== Information shown ==
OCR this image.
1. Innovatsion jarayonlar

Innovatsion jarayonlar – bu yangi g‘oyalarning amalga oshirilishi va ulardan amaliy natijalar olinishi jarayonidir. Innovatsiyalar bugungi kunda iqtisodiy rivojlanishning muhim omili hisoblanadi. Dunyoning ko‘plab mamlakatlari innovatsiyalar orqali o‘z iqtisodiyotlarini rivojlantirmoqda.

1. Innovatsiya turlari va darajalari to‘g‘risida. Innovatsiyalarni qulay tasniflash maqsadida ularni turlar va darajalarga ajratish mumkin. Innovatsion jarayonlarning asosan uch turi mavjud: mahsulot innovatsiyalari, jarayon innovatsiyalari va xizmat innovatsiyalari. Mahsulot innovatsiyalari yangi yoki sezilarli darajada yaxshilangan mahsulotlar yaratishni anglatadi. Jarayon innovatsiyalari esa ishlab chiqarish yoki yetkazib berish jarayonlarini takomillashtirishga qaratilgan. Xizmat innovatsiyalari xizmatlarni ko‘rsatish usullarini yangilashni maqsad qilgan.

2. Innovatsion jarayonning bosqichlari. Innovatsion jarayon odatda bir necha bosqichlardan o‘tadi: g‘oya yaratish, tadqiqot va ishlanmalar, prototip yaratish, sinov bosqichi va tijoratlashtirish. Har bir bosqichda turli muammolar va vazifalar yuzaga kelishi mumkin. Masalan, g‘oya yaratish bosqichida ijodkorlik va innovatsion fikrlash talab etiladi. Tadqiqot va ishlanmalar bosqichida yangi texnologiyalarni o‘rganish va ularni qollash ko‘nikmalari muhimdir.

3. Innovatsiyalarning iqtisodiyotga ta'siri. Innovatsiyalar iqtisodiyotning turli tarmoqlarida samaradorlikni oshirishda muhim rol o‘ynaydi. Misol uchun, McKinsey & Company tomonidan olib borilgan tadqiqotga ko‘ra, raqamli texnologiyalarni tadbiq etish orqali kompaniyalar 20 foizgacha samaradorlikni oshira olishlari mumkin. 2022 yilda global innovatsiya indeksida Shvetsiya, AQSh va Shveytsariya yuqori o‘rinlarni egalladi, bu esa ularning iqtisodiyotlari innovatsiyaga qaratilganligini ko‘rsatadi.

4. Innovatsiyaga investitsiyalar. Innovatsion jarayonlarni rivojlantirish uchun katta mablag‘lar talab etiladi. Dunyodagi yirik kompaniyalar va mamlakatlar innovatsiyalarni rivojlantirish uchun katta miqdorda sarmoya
===
■ **Your goal**:
Show the lines that mention the word "talab".

■ **Answer**:
2. Innovatsion jarayonning bosqichlari. Innovatsion jarayon odatda bir necha bosqichlardan o‘tadi: g‘oya yaratish, tadqiqot va ishlanmalar, prototip yaratish, sinov bosqichi va tijoratlashtirish. Har bir bosqichda turli muammolar va vazifalar yuzaga kelishi mumkin. Masalan, g‘oya yaratish bosqichida ijodkorlik va innovatsion fikrlash talab etiladi. Tadqiqot va ishlanmalar bosqichida yangi texnologiyalarni o‘rganish va ularni qollash ko‘nikmalari muhimdir.
4. Innovatsiyaga investitsiyalar. Innovatsion jarayonlarni rivojlantirish uchun katta mablag‘lar talab etiladi. Dunyodagi yirik kompaniyalar va mamlakatlar innovatsiyalarni rivojlantirish uchun katta miqdorda sarmoya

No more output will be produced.